Slides. Our first image slide was the Yosemite shot we featured in the G3010 review. Again, we couldn't match the settings, but we did specify 48-bit scanning at 3200 dpi.
We also enabled a few Adjustments. Unsharp Masking (a checkbox with three selectable levels) is essential for slide scanning. But we also tried Color Restoration (another checkbox) because this is a very old slide.
Other options not particularly appropriate to this slide were Grain Reduction, Backlight Correction, Dust Removal and Digital ICE Technology.
Epson Scan reported that it would take four minutes to perform the scan. And that for film scanning, it can not adjust skew (an option buried in the Preferences).
On this test, the V600 most resembled the V700 rather than the G3010. Color balance was excellent, detail clear and the image pleasantly rendered.
We did convert to 8-bit channels, resize to match the other samples and did an unsharp mask at the new size.
The Maserati. Beating the G3010 isn't much of a test, but the MP980 (which also uses an LED light source) made a very nice scan of a Maserati shot on Kodachrome (4128x2570 full res version). It's a high contrast image whose color is difficult to get right. The red of the car paint and the green of the grass make for a difficult combination.

RECORDED DATA:
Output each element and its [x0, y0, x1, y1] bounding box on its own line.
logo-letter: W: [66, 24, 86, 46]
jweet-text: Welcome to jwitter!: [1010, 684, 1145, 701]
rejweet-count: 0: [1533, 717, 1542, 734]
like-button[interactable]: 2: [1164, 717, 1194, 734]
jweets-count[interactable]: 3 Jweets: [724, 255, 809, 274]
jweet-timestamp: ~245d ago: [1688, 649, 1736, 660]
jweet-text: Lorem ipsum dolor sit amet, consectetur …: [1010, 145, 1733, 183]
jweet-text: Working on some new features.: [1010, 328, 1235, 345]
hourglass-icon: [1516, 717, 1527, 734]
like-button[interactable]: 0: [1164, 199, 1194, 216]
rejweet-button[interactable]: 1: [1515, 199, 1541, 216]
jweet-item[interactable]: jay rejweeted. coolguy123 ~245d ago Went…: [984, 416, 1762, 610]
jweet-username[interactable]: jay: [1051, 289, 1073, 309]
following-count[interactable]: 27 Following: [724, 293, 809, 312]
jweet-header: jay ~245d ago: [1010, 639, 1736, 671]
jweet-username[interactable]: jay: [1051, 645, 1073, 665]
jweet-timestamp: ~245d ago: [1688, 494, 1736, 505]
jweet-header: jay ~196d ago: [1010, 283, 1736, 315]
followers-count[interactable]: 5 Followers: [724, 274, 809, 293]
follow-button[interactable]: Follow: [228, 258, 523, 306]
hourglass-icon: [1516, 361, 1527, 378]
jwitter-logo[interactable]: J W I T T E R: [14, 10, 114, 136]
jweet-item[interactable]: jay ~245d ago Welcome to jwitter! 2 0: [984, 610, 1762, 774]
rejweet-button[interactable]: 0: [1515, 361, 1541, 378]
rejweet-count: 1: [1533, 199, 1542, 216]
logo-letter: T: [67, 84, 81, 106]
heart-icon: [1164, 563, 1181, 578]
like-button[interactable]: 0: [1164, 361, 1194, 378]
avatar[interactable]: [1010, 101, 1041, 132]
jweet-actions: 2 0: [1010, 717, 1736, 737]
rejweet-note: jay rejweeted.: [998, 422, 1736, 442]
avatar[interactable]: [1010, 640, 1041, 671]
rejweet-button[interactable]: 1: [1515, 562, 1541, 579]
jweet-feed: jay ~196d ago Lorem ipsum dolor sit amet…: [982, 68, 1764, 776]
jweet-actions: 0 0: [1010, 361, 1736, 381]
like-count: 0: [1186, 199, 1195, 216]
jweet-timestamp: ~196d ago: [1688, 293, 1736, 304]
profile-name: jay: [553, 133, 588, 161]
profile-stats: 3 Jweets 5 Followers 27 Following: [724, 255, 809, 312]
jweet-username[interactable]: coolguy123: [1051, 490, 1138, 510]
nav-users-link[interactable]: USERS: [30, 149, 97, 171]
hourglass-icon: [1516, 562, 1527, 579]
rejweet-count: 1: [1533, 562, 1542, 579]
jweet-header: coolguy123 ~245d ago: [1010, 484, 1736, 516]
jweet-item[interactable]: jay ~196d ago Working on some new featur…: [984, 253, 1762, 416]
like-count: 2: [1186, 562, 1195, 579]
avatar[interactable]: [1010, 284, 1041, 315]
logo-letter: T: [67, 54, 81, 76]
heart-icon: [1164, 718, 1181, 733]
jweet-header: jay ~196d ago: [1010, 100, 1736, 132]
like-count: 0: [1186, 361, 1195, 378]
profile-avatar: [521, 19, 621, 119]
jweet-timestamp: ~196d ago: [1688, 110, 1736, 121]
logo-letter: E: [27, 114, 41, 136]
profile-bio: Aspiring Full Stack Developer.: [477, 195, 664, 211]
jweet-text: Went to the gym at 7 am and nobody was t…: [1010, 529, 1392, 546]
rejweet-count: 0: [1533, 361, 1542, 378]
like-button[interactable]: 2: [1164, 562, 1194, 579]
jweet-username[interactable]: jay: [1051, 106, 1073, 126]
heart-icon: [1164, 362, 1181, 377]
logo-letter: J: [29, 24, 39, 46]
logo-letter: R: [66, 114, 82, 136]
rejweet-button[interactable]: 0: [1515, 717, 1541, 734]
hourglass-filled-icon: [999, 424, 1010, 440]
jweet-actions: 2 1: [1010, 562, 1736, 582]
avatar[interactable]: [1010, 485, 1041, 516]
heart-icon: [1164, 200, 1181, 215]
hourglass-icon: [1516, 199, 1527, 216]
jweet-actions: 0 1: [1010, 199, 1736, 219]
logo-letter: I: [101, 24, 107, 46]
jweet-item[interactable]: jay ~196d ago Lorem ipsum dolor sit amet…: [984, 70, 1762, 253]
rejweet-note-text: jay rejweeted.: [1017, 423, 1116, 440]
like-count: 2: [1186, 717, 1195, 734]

GOAL OF THE EXERCISE: Write the next part of the scanner review, picking up after its final sentence. The rows have nothing to do with the scanner review.

RIGHT ANSWER:
Again the V600 did very well. Color balance was very good, detail nicely captured. It's a bit bluer than the MP980 capture with less contrast but still credible.
A Rose. Our 120 film shot of a rose needed a little flattening. So when we slipped the front corners under the small fingers of the holder, we also laid the plastic flattener on the rear edge of the film. When we closed the holder, it helped flatten the film (as you can see in our illustration).
For this scan, we thought we'd pull out all the stops, scanning at the full 6400 dpi resolution.
It's a black and white image, so we restricted the scan to 16-bit grayscale. Just as using 16-bit channels in color gives you some room to play with tone and color, using a 16-bit channel on a black and white gives you some room to play with tone.
Scanning at 16-bits and full resolution took a long time, however. Epson Scan estimated 30 minutes for what turned out to be a 226-MB file. This is one of those tasks that would have been faster on a fast USB port, no doubt. But even then, you can see from this one example why you should retire early.
The image itself was a pleasure to work with. We made a large midtone shift to darken the petals, did a little dust removal (hadn't cleaned the negative very well, apparently) and indulged in some creative sharpening that delivered a gorgeous 112-MB image.
Color Negatives. Despite the wider latitude of color negative film, the conversion to positive makes this a more difficult scanning task. The orange mask necessary for making prints complicates things but each color negative emulsion requires a different curve to optimize the conversion. High-end software usually prompts the user for the particular emulsion to apply just such a curve.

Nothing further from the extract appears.